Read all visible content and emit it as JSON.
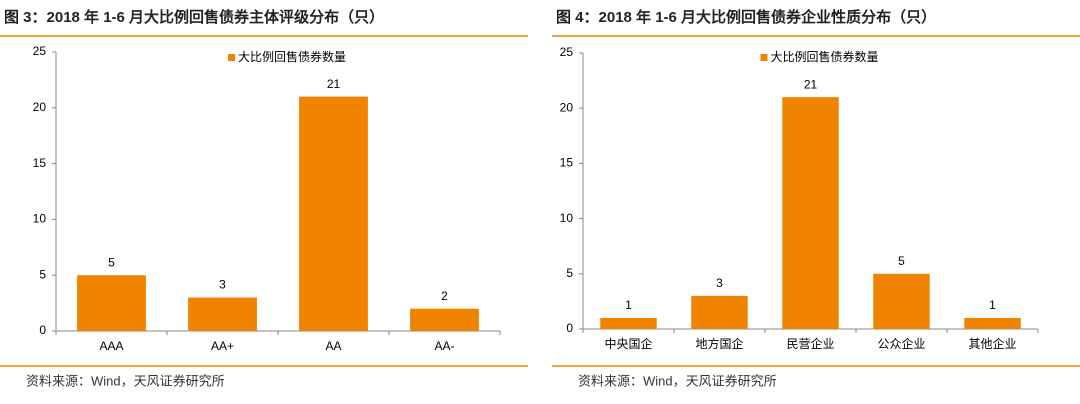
{
  "chart_data": [
    {
      "type": "bar",
      "title": "图 3：2018 年 1-6 月大比例回售债券主体评级分布（只）",
      "categories": [
        "AAA",
        "AA+",
        "AA",
        "AA-"
      ],
      "series": [
        {
          "name": "大比例回售债券数量",
          "color": "#f08300",
          "values": [
            5,
            3,
            21,
            2
          ]
        }
      ],
      "ylim": [
        0,
        25
      ],
      "yticks": [
        0,
        5,
        10,
        15,
        20,
        25
      ],
      "source": "资料来源：Wind，天风证券研究所"
    },
    {
      "type": "bar",
      "title": "图 4：2018 年 1-6 月大比例回售债券企业性质分布（只）",
      "categories": [
        "中央国企",
        "地方国企",
        "民营企业",
        "公众企业",
        "其他企业"
      ],
      "series": [
        {
          "name": "大比例回售债券数量",
          "color": "#f08300",
          "values": [
            1,
            3,
            21,
            5,
            1
          ]
        }
      ],
      "ylim": [
        0,
        25
      ],
      "yticks": [
        0,
        5,
        10,
        15,
        20,
        25
      ],
      "source": "资料来源：Wind，天风证券研究所"
    }
  ]
}
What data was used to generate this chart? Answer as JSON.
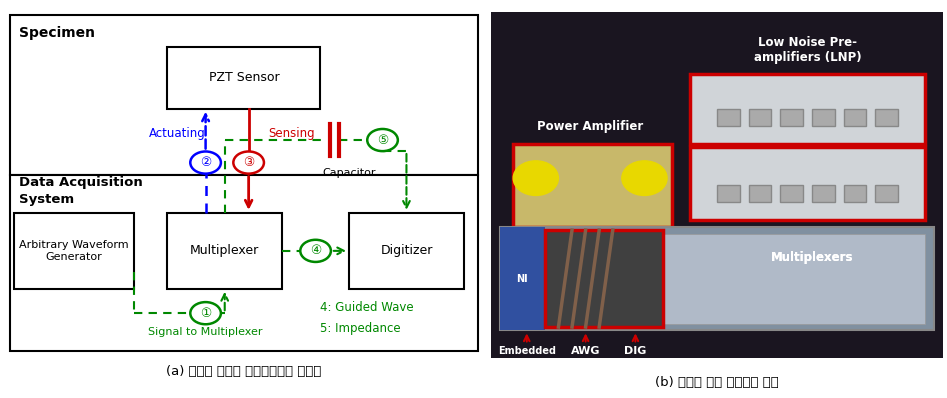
{
  "fig_width": 9.47,
  "fig_height": 3.98,
  "bg_color": "#ffffff",
  "left_panel": {
    "specimen_label": "Specimen",
    "das_label": "Data Acquisition\nSystem",
    "pzt_label": "PZT Sensor",
    "awg_label": "Arbitrary Waveform\nGenerator",
    "mux_label": "Multiplexer",
    "dig_label": "Digitizer",
    "actuating_label": "Actuating",
    "sensing_label": "Sensing",
    "signal_label": "Signal to Multiplexer",
    "capacitor_label": "Capacitor",
    "guided_wave_label": "4: Guided Wave",
    "impedance_label": "5: Impedance",
    "caption": "(a) 다채널 시스템 인터페이스의 개념도",
    "blue_color": "#0000ff",
    "red_color": "#cc0000",
    "green_color": "#008800"
  },
  "right_panel": {
    "caption": "(b) 데이터 취득 시스템의 구성",
    "lnp_label": "Low Noise Pre-\namplifiers (LNP)",
    "pa_label": "Power Amplifier",
    "mux_label": "Multiplexers",
    "ec_label": "Embedded\nController",
    "awg_label": "AWG",
    "dig_label": "DIG",
    "red_color": "#cc0000",
    "white_color": "#ffffff",
    "bg_dark": "#1a1a2a",
    "bg_mid": "#2a2a3a"
  }
}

****

PROBLEM TO WORK ON: Drop the images and quote the entries word for word.

WRITTEN SOLUTION:
Read all visible content and emit it as JSON.
{
  "chart_data": [
    {
      "type": "bar",
      "title": "图 3：2018 年 1-6 月大比例回售债券主体评级分布（只）",
      "categories": [
        "AAA",
        "AA+",
        "AA",
        "AA-"
      ],
      "series": [
        {
          "name": "大比例回售债券数量",
          "color": "#f08300",
          "values": [
            5,
            3,
            21,
            2
          ]
        }
      ],
      "ylim": [
        0,
        25
      ],
      "yticks": [
        0,
        5,
        10,
        15,
        20,
        25
      ],
      "source": "资料来源：Wind，天风证券研究所"
    },
    {
      "type": "bar",
      "title": "图 4：2018 年 1-6 月大比例回售债券企业性质分布（只）",
      "categories": [
        "中央国企",
        "地方国企",
        "民营企业",
        "公众企业",
        "其他企业"
      ],
      "series": [
        {
          "name": "大比例回售债券数量",
          "color": "#f08300",
          "values": [
            1,
            3,
            21,
            5,
            1
          ]
        }
      ],
      "ylim": [
        0,
        25
      ],
      "yticks": [
        0,
        5,
        10,
        15,
        20,
        25
      ],
      "source": "资料来源：Wind，天风证券研究所"
    }
  ]
}
What data was used to generate this chart? Answer as JSON.
{
  "fig_width": 9.47,
  "fig_height": 3.98,
  "bg_color": "#ffffff",
  "left_panel": {
    "specimen_label": "Specimen",
    "das_label": "Data Acquisition\nSystem",
    "pzt_label": "PZT Sensor",
    "awg_label": "Arbitrary Waveform\nGenerator",
    "mux_label": "Multiplexer",
    "dig_label": "Digitizer",
    "actuating_label": "Actuating",
    "sensing_label": "Sensing",
    "signal_label": "Signal to Multiplexer",
    "capacitor_label": "Capacitor",
    "guided_wave_label": "4: Guided Wave",
    "impedance_label": "5: Impedance",
    "caption": "(a) 다채널 시스템 인터페이스의 개념도",
    "blue_color": "#0000ff",
    "red_color": "#cc0000",
    "green_color": "#008800"
  },
  "right_panel": {
    "caption": "(b) 데이터 취득 시스템의 구성",
    "lnp_label": "Low Noise Pre-\namplifiers (LNP)",
    "pa_label": "Power Amplifier",
    "mux_label": "Multiplexers",
    "ec_label": "Embedded\nController",
    "awg_label": "AWG",
    "dig_label": "DIG",
    "red_color": "#cc0000",
    "white_color": "#ffffff",
    "bg_dark": "#1a1a2a",
    "bg_mid": "#2a2a3a"
  }
}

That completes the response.